Work required: Copy the international funds article from "Let's start with" through "highs (Jun 2026)", substituting "savers" for every instance of "investors".

Exercise text:

Let's start with the question that's been flooding my inbox since early 2026: "S&P 500 and Nasdaq are at all-time highs, Korea's market has surged — should I still put money in international mutual funds?"

The fear is valid. Nobody wants to buy at the top. But the question itself reveals a common misconception: most investors treat international funds as a directional bet on a foreign market. They aren't — or shouldn't be. Let me break this down properly.

Where Global Markets Stand Right Now

🇺🇸
S&P 500 (USA)
~5,700
Near all-time highs (Jun 2026)
Trailing P/E: ~21–22x | Avg: 16–17x
🇺🇸
Nasdaq 100 (Tech)
~21,000
AI-driven rally continues
P/E: ~28–30x | Tech: AI monetisation
🇰🇷
KOSPI (Korea)
~3,100
HBM chip demand surge
Samsung P/E: ~9–11x | Cheap vs US peers
Why Korea?

Korea's market rally is driven by a specific, structural reason: HBM (High Bandwidth Memory) — the specialised chip architecture that makes AI data centres possible. Samsung Electronics and SK Hynix together control over 90% of global HBM supply. Every NVIDIA H100/H200 GPU needs HBM. As AI compute demand continues to scale, so does Korea's relevance. Despite the rally, Samsung still trades at a steep discount to US semiconductor peers.

The Core Question: Are You Too Late?

Here is the honest, data-backed answer: You are too late to get the best price. You are not too late to benefit from international diversification.

Arguments For Investing Now

  • INR has lost ~3–4% annually vs USD over 20 years — currency gain is structural, not market-dependent
  • AI companies (NVIDIA, Microsoft, Alphabet, Meta) don't trade on Indian exchanges — no other way to own them
  • Low correlation with Indian equity — adds true diversification, reduces portfolio volatility
  • US corporate earnings have surprised to the upside — high P/E partly justified by AI-driven revenue growth
  • SIP smooths entry across market levels — no need to time the peak

Arguments Against (or For Caution)

  • S&P 500 at 21–22x P/E is ~30% above its 20-year average — upside is capped near term
  • International FoFs are taxed at income slab rate in India (not 12.5% LTCG) — significant tax drag for 30% slab investors
  • Fed rate cycle uncertainty: if US cuts rates aggressively, USD may weaken, eroding INR gains
  • SEBI overseas limit has caused fund closures before — check if your target fund is open
  • Indian markets (Nifty at ~14–15x) may offer better near-term return potential on a risk-adjusted basis

The Currency Case: Why This Matters More Than Market Levels

Most investors think of international investing as a bet on foreign stock markets. The CFP view is different: it's primarily a bet on the INR continuing to depreciate vs major currencies — which has happened with remarkable consistency over decades.

₹44
USD/INR rate in 2005. Now ~₹83–84. A 90% depreciation over 20 years.
~3.5%
Average annual INR depreciation vs USD over the last 20 years
+17%
Additional gain an Indian investor in S&P 500 got over 5 years purely from USD appreciation (2019–2024)

This means: even if the S&P 500 returns 8% in USD terms, an Indian investor in a US index fund earns roughly 8% + 3.5% = ~11.5% in INR terms — before fund expense ratio and taxes. The currency component doesn't require the US market to keep rallying; it requires only that the INR continue its historical depreciation trend, which structural factors (India's current account deficit, inflation differential) support.

Records:
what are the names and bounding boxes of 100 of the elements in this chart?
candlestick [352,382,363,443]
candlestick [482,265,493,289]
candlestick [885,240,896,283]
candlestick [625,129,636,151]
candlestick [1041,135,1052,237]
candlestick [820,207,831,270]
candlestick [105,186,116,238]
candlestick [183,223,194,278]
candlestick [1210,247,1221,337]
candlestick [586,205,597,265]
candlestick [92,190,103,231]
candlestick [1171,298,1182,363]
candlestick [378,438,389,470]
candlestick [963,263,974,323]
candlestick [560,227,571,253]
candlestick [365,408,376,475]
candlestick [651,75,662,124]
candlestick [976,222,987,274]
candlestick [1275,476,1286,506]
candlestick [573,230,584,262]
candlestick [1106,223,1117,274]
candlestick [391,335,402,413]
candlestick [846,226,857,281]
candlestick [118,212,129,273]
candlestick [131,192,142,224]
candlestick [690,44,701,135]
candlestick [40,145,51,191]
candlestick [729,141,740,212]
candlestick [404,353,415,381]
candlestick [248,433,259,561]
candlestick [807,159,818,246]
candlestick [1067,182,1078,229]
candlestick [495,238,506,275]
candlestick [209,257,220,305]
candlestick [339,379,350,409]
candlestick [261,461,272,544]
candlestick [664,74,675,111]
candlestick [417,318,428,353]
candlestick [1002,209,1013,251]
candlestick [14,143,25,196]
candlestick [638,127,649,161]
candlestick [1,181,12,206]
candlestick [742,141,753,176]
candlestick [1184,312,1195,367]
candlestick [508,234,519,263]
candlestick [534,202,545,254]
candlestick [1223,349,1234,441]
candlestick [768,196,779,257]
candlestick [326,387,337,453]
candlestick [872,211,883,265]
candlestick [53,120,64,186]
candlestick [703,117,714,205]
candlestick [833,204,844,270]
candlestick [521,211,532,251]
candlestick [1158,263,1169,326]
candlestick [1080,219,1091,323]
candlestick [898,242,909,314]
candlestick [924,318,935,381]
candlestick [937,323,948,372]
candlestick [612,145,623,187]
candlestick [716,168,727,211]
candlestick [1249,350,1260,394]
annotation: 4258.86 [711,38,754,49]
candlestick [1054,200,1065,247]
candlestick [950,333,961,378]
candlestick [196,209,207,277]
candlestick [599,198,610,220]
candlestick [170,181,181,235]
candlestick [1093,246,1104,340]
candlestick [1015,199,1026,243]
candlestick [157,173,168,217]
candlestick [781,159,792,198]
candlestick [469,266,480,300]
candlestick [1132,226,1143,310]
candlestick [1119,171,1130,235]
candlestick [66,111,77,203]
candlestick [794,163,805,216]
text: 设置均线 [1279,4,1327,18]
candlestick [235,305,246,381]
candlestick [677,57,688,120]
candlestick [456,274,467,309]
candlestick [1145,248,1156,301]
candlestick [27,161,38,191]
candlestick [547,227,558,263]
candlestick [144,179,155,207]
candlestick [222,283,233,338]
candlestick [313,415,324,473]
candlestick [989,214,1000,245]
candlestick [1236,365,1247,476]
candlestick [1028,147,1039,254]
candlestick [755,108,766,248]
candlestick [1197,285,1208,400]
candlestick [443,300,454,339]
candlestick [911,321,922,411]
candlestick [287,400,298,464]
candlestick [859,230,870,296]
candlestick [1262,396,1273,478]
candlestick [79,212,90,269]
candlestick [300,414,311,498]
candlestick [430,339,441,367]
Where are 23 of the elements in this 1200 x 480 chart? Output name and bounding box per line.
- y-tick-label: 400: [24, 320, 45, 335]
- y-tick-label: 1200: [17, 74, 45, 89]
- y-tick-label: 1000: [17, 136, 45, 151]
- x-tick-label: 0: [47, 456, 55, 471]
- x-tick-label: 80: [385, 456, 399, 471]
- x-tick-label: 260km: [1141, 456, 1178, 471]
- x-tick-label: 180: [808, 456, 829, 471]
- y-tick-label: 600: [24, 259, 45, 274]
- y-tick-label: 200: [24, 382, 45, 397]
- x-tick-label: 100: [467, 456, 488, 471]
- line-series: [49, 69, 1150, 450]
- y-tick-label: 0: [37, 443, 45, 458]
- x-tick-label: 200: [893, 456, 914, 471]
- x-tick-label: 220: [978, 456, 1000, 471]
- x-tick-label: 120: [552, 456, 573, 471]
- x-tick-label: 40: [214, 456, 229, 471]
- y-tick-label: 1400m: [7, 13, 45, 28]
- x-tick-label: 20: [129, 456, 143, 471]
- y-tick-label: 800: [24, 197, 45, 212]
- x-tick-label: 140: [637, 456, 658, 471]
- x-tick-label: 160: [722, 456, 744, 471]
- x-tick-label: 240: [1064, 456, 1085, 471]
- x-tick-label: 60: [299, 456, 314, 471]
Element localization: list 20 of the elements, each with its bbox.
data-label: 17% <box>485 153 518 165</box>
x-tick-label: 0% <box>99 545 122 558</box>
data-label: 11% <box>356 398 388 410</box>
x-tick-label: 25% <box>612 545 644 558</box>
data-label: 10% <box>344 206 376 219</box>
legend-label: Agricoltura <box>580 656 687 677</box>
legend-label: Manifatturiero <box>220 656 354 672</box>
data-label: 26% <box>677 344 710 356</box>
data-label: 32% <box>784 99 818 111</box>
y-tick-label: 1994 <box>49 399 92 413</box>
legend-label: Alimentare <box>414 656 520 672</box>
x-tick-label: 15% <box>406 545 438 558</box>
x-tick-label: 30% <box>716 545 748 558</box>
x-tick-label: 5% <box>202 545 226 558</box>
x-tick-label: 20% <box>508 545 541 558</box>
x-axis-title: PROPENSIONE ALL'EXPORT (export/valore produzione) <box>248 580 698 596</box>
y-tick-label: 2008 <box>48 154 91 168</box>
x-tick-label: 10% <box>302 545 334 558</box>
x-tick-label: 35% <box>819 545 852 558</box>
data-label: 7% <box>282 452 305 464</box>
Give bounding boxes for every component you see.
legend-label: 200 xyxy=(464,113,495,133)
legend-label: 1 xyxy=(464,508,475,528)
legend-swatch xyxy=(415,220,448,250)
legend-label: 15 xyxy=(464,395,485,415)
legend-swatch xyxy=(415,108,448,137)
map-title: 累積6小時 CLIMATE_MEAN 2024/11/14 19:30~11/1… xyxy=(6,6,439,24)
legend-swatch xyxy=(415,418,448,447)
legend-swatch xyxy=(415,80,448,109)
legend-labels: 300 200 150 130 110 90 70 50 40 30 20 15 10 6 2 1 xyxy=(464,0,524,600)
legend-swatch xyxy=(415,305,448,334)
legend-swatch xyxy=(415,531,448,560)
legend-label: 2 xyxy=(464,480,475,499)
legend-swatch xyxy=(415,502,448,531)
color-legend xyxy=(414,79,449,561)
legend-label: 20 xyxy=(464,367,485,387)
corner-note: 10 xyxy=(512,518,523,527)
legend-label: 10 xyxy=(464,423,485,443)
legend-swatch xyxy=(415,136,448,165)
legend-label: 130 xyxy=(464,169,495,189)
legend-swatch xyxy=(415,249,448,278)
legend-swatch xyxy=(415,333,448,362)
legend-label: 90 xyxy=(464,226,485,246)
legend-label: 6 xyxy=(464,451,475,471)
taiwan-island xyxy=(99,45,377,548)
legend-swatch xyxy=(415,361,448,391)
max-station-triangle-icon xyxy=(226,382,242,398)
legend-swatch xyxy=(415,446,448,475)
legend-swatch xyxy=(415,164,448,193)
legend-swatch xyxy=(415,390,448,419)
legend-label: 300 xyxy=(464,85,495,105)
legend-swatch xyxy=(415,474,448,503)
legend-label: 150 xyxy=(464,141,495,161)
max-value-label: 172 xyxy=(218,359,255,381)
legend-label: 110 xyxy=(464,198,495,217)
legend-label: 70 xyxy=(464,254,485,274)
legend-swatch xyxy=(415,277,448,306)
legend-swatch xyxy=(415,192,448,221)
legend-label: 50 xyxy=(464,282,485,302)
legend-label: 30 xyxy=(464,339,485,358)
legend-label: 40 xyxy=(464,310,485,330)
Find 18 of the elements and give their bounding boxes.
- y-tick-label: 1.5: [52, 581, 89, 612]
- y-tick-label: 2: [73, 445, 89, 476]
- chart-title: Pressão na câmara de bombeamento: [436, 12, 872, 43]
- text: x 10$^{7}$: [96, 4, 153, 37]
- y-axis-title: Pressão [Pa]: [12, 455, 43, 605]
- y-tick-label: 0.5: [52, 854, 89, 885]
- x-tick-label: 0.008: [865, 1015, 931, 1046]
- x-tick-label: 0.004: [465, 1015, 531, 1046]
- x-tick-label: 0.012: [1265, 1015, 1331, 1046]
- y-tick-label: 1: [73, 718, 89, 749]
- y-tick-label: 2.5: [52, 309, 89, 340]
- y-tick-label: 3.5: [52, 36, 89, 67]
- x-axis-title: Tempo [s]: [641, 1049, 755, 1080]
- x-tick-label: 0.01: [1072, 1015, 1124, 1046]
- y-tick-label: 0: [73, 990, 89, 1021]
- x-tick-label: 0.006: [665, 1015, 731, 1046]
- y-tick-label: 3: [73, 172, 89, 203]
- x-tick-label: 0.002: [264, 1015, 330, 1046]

Response to the task:
Let's start with the question that's been flooding my inbox since early 2026: "S&P 500 and Nasdaq are at all-time highs, Korea's market has surged — should I still put money in international mutual funds?"

The fear is valid. Nobody wants to buy at the top. But the question itself reveals a common misconception: most savers treat international funds as a directional bet on a foreign market. They aren't — or shouldn't be. Let me break this down properly.

Where Global Markets Stand Right Now

🇺🇸
S&P 500 (USA)
~5,700
Near all-time highs (Jun 2026)